◆ Tâche courte 1 ◆
D'après le texte source, dans quelle région ont été menés les travaux archéologiques hors-la-loi qu'analyse Ecem Sarıçayır ?

À l'échelle de... un bateau/maison, un gratte-ciel, une ruine

Mengxiao (Mechelle) Tian, Haohao Zhu et Ecem Sarıçayır

Voici le troisième volet de « À l’échelle de… », une série de contre-propositions aux concepts d’échelle conventionnels rédigée par les participants à notre Outils d’aujourd’hui 2020 et présentés par Émélie Desrochers-Turgeon et Eliyahu Keller dans cet article. Dans les textes qui suivent, Mengxiao (Mechelle) Tian explore les modes de vie variés abrités par différents types d’hangar à bateau, Haohao Zhu décrit l’assemblage de grandes formes urbaines et d’événements plus petits et interconnectés, et Ecem Sarıçayır analyse des travaux archéologiques hors-la-loi réalisés avant la Première Guerre mondiale dans le Sud-Caucase. Chaque auteur analyse la façon dont les bâtiments et leurs caractéristiques donnent naissance à d’énormes convergences et contradictions culturelles.

À l’échelle d’un bateau/maison

Mengxiao Tian (Mechelle)

John Thomson, Vue de personnes sur un quai avec des maisons sur pilotis, des sampans et une rivière, Cholon (aujourd’hui Cho Lon), Cochinchine (aujourd’hui au Vietnam), vers 1867. Tirage argentique, 9,4 x 10,8 cm. PH1982:0643:038, CCA

Pour les personnes vivant dans des situations précaires, sans propriété foncière ni accès à l’espace, vivre sur l’eau, en se servant de bateaux comme habitation, est une alternative durable. Ce premier type de bateau/maison (aussi appelé maison flottante) est en fait plus fonctionnel qu’une habitation statique, car il répond aussi aux besoins de la migration, de la pêche et d’autres moyens de culture et de production. Si la taille de cette habitation est inférieure à celle d’une maison flottante traditionnelle, son organisation spatiale est similaire à celle d’un bateau, et elle peut être amarrée plus près des ports, des marchés et des rivières pour accéder aux eaux de pêche.

◆ Tâche courte 2 ◆
Reprends sous forme de liste numérotée les lignes ci-dessous, de la toute première jusqu'à celle qui contient "point — [660, 171, 667, 179]", celle-ci comprise. Omets les lignes vides.

◆ Jeu de données ◆

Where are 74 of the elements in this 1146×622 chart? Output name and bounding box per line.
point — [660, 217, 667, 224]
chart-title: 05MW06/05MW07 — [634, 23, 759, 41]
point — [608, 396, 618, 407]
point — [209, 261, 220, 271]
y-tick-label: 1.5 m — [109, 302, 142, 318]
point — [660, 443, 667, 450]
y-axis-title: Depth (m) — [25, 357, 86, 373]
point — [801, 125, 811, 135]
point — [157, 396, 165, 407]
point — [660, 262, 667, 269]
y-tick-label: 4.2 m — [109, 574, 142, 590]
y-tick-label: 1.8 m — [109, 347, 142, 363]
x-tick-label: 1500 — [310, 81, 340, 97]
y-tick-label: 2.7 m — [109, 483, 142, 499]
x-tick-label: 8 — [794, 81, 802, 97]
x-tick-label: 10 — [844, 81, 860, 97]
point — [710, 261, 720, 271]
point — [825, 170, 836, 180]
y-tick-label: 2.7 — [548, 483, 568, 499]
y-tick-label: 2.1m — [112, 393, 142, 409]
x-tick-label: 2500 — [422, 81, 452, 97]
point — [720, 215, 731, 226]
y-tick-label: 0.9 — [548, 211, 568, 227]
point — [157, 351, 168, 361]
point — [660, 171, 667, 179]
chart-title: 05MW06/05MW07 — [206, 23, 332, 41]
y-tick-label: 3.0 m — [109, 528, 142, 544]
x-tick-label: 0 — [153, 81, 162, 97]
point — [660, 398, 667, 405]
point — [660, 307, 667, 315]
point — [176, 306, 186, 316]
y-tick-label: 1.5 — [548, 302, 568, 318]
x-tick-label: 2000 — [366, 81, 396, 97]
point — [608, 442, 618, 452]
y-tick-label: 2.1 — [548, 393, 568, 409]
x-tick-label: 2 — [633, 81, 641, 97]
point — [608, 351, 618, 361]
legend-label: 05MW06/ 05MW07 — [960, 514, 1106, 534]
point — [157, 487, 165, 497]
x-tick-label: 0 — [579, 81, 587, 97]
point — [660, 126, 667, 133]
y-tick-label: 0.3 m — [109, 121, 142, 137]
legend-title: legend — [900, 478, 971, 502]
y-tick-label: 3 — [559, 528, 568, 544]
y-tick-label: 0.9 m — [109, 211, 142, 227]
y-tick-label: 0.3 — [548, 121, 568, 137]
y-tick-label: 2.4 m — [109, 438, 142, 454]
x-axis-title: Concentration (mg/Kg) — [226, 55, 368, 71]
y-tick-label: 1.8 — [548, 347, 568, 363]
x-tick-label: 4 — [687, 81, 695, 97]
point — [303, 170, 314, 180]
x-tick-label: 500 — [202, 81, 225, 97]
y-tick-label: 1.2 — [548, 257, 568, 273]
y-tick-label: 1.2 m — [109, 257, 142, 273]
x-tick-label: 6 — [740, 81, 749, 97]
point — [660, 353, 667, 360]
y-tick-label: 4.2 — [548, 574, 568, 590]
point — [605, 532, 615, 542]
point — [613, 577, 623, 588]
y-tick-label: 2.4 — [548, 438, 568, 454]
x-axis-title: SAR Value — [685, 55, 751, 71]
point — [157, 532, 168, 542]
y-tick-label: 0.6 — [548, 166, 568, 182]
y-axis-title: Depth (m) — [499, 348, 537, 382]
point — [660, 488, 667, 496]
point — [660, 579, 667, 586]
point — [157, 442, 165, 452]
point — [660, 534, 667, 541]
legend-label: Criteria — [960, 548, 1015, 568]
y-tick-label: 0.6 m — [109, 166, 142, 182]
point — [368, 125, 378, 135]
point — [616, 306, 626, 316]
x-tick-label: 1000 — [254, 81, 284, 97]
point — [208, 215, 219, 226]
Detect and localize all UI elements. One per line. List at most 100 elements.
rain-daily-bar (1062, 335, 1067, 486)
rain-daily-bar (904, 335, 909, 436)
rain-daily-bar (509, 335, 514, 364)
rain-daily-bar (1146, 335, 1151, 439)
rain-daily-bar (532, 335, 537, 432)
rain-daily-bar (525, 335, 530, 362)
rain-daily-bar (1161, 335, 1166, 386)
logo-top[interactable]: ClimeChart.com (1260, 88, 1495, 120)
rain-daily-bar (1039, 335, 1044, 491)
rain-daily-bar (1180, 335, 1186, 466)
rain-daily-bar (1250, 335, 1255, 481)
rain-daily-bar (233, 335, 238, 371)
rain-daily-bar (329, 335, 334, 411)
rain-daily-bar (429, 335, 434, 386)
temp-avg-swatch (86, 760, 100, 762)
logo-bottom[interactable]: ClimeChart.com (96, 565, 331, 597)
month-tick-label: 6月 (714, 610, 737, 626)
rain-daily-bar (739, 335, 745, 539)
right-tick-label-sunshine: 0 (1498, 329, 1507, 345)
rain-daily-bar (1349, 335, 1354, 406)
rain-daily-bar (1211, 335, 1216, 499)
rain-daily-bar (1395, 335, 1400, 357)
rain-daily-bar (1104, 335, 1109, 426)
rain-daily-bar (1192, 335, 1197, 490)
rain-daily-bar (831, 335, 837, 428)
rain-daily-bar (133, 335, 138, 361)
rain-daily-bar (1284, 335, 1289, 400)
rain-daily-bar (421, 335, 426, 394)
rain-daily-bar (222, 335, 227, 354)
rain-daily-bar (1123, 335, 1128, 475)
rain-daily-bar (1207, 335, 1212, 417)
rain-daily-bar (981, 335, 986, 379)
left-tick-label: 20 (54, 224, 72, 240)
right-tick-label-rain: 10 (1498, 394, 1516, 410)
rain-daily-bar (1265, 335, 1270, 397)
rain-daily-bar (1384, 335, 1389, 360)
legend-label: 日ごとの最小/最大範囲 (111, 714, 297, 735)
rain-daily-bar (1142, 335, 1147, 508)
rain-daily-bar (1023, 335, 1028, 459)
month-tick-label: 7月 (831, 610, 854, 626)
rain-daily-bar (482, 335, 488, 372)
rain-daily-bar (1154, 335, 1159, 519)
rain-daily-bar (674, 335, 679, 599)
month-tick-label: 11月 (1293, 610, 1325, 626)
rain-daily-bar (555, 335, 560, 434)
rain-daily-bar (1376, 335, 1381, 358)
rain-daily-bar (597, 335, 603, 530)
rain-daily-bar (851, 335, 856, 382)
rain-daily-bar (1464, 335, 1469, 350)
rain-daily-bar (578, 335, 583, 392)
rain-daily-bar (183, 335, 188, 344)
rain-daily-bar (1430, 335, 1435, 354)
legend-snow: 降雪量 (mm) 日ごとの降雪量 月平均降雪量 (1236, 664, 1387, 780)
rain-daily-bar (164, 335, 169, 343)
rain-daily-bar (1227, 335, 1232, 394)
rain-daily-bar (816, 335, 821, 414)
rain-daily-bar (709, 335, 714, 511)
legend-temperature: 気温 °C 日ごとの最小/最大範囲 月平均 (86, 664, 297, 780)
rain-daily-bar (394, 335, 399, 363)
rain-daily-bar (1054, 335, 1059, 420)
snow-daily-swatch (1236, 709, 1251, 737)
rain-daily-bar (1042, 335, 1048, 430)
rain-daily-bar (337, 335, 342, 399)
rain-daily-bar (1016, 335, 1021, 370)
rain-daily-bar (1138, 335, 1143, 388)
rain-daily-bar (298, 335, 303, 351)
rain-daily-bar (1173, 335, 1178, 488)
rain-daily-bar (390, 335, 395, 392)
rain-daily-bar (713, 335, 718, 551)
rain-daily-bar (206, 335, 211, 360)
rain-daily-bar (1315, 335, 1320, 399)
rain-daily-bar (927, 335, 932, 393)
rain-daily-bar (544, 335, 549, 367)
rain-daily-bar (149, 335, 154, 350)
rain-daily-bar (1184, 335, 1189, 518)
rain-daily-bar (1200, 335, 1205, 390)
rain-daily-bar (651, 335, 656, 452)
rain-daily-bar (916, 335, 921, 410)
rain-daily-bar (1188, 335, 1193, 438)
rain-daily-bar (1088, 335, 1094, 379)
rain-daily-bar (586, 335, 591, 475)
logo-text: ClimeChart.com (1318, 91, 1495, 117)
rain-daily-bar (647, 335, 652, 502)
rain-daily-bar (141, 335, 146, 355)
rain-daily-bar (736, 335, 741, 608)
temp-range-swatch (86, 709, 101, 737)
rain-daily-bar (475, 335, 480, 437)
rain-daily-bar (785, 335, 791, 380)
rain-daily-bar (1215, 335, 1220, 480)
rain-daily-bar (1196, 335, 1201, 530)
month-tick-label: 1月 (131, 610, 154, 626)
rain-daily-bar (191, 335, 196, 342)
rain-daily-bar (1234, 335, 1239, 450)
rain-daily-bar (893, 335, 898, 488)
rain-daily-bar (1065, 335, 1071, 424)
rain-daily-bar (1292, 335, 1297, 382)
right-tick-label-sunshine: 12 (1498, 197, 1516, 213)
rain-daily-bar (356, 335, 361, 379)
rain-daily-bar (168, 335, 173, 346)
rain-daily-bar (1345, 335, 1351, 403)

◆ Corrigé 1 ◆
Dans le Sud-Caucase, avant la Première Guerre mondiale.

◆ Corrigé 2 ◆
1. Where are 74 of the elements in this 1146×622 chart? Output name and bounding box per line.
2. point — [660, 217, 667, 224]
3. chart-title: 05MW06/05MW07 — [634, 23, 759, 41]
4. point — [608, 396, 618, 407]
5. point — [209, 261, 220, 271]
6. y-tick-label: 1.5 m — [109, 302, 142, 318]
7. point — [660, 443, 667, 450]
8. y-axis-title: Depth (m) — [25, 357, 86, 373]
9. point — [801, 125, 811, 135]
10. point — [157, 396, 165, 407]
11. point — [660, 262, 667, 269]
12. y-tick-label: 4.2 m — [109, 574, 142, 590]
13. y-tick-label: 1.8 m — [109, 347, 142, 363]
14. x-tick-label: 1500 — [310, 81, 340, 97]
15. y-tick-label: 2.7 m — [109, 483, 142, 499]
16. x-tick-label: 8 — [794, 81, 802, 97]
17. x-tick-label: 10 — [844, 81, 860, 97]
18. point — [710, 261, 720, 271]
19. point — [825, 170, 836, 180]
20. y-tick-label: 2.7 — [548, 483, 568, 499]
21. y-tick-label: 2.1m — [112, 393, 142, 409]
22. x-tick-label: 2500 — [422, 81, 452, 97]
23. point — [720, 215, 731, 226]
24. y-tick-label: 0.9 — [548, 211, 568, 227]
25. point — [157, 351, 168, 361]
26. point — [660, 171, 667, 179]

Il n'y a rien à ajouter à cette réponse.